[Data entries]
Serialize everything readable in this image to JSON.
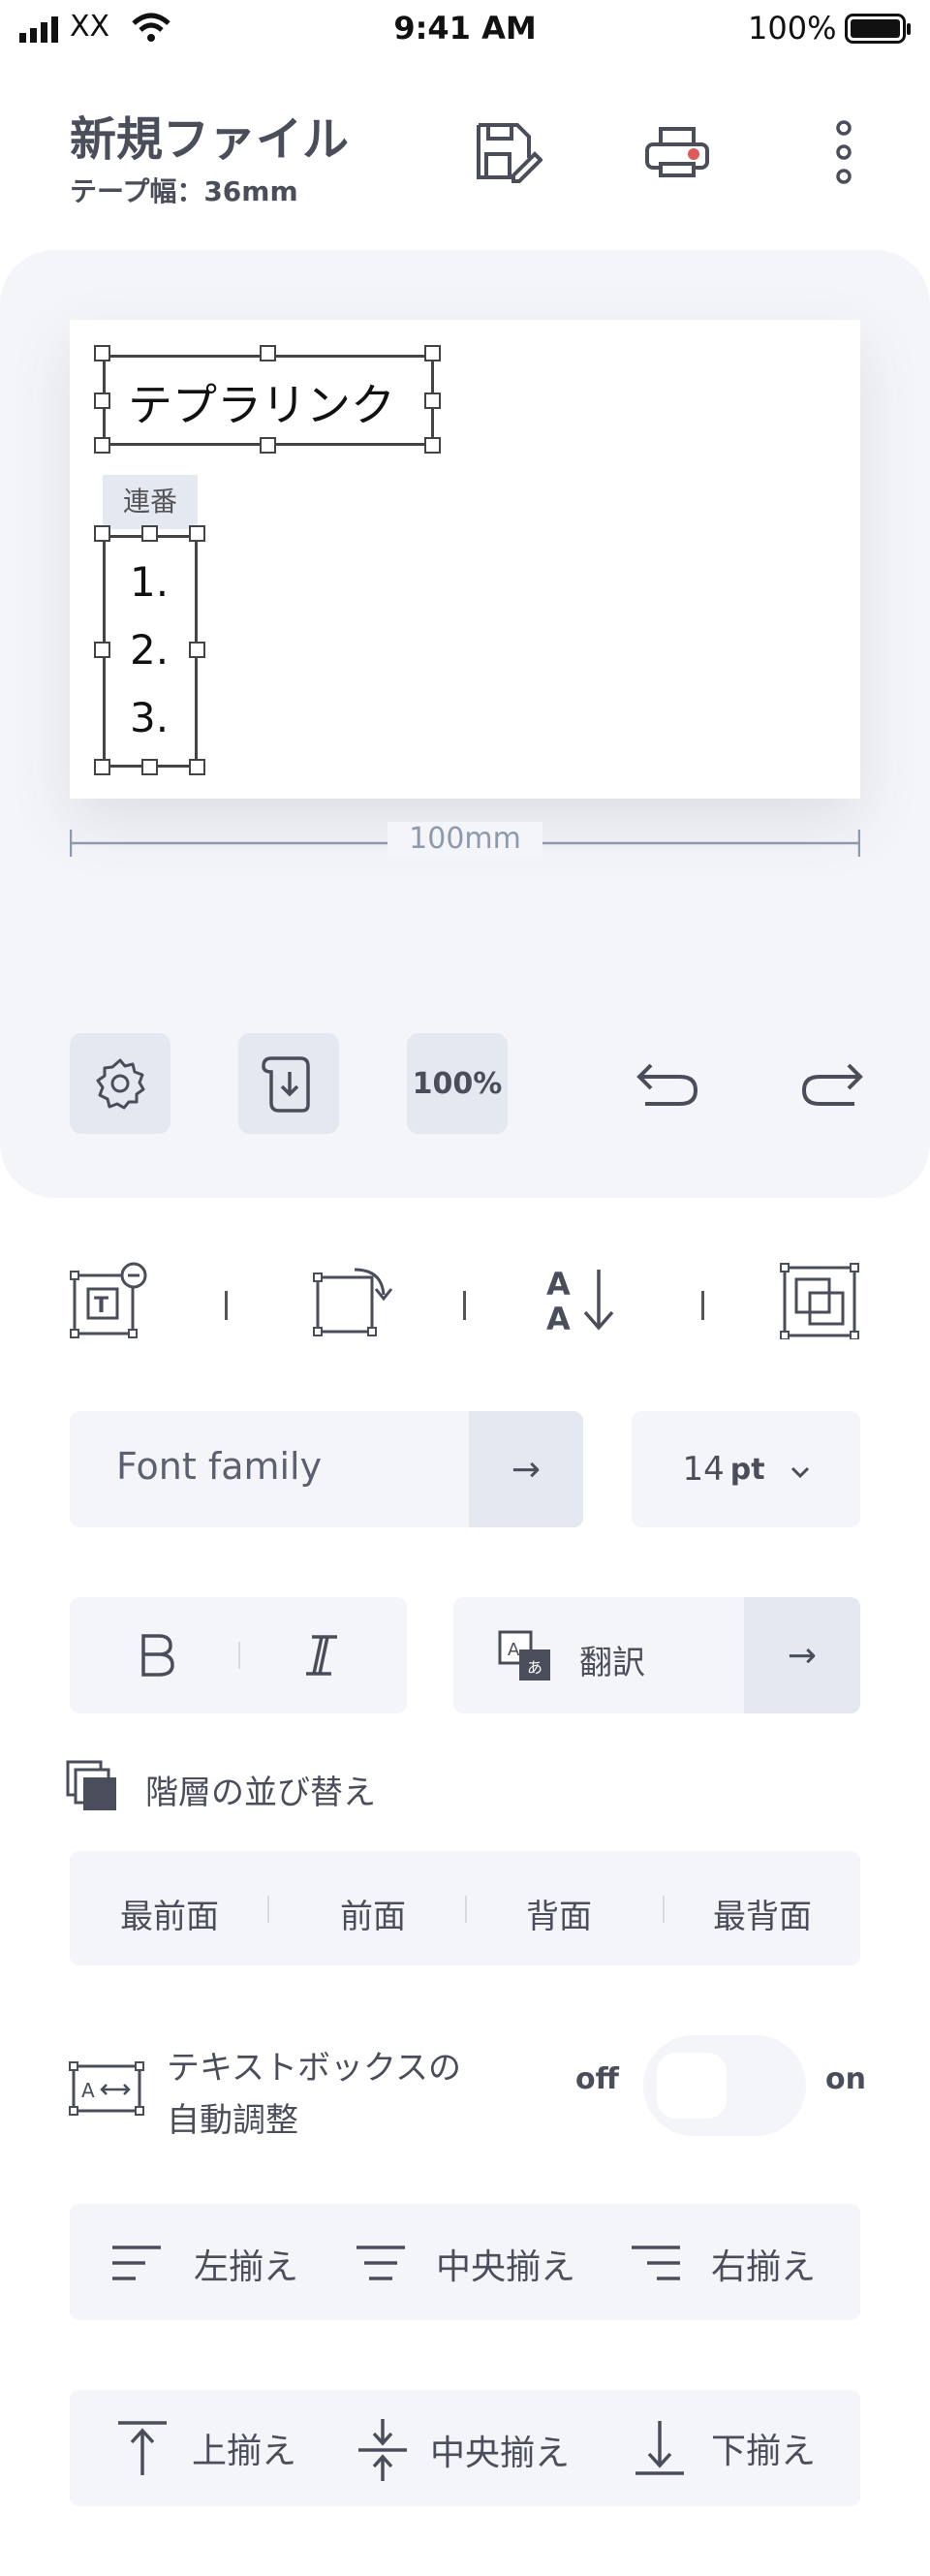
{
  "status_bar": {
    "carrier": "XX",
    "time": "9:41 AM",
    "battery": "100%"
  },
  "header": {
    "title": "新規ファイル",
    "subtitle": "テープ幅：36mm"
  },
  "canvas": {
    "text_box": "テプラリンク",
    "serial_tag": "連番",
    "serial_items": [
      "1.",
      "2.",
      "3."
    ],
    "width_label": "100mm"
  },
  "toolbar": {
    "zoom": "100%"
  },
  "font": {
    "family_placeholder": "Font family",
    "arrow": "→",
    "size_value": "14",
    "size_unit": "pt",
    "chevron": "⌄"
  },
  "style": {
    "bold": "B",
    "italic": "I",
    "translate_label": "翻訳",
    "translate_arrow": "→"
  },
  "layer": {
    "title": "階層の並び替え",
    "options": [
      "最前面",
      "前面",
      "背面",
      "最背面"
    ]
  },
  "autofit": {
    "label_line1": "テキストボックスの",
    "label_line2": "自動調整",
    "off": "off",
    "on": "on",
    "state": "off"
  },
  "h_align": {
    "left": "左揃え",
    "center": "中央揃え",
    "right": "右揃え"
  },
  "v_align": {
    "top": "上揃え",
    "middle": "中央揃え",
    "bottom": "下揃え"
  },
  "colors": {
    "accent_light": "#e3e8f1",
    "panel_bg": "#f4f5f8",
    "text": "#4a4e5a",
    "print_dot": "#e05a5a"
  }
}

#### Requirement
Quote all the lines above exactly as given. Do not include the pictures.

#### Response below
Serialize everything readable in this image to JSON.
{
  "status_bar": {
    "carrier": "XX",
    "time": "9:41 AM",
    "battery": "100%"
  },
  "header": {
    "title": "新規ファイル",
    "subtitle": "テープ幅：36mm"
  },
  "canvas": {
    "text_box": "テプラリンク",
    "serial_tag": "連番",
    "serial_items": [
      "1.",
      "2.",
      "3."
    ],
    "width_label": "100mm"
  },
  "toolbar": {
    "zoom": "100%"
  },
  "font": {
    "family_placeholder": "Font family",
    "arrow": "→",
    "size_value": "14",
    "size_unit": "pt",
    "chevron": "⌄"
  },
  "style": {
    "bold": "B",
    "italic": "I",
    "translate_label": "翻訳",
    "translate_arrow": "→"
  },
  "layer": {
    "title": "階層の並び替え",
    "options": [
      "最前面",
      "前面",
      "背面",
      "最背面"
    ]
  },
  "autofit": {
    "label_line1": "テキストボックスの",
    "label_line2": "自動調整",
    "off": "off",
    "on": "on",
    "state": "off"
  },
  "h_align": {
    "left": "左揃え",
    "center": "中央揃え",
    "right": "右揃え"
  },
  "v_align": {
    "top": "上揃え",
    "middle": "中央揃え",
    "bottom": "下揃え"
  },
  "colors": {
    "accent_light": "#e3e8f1",
    "panel_bg": "#f4f5f8",
    "text": "#4a4e5a",
    "print_dot": "#e05a5a"
  }
}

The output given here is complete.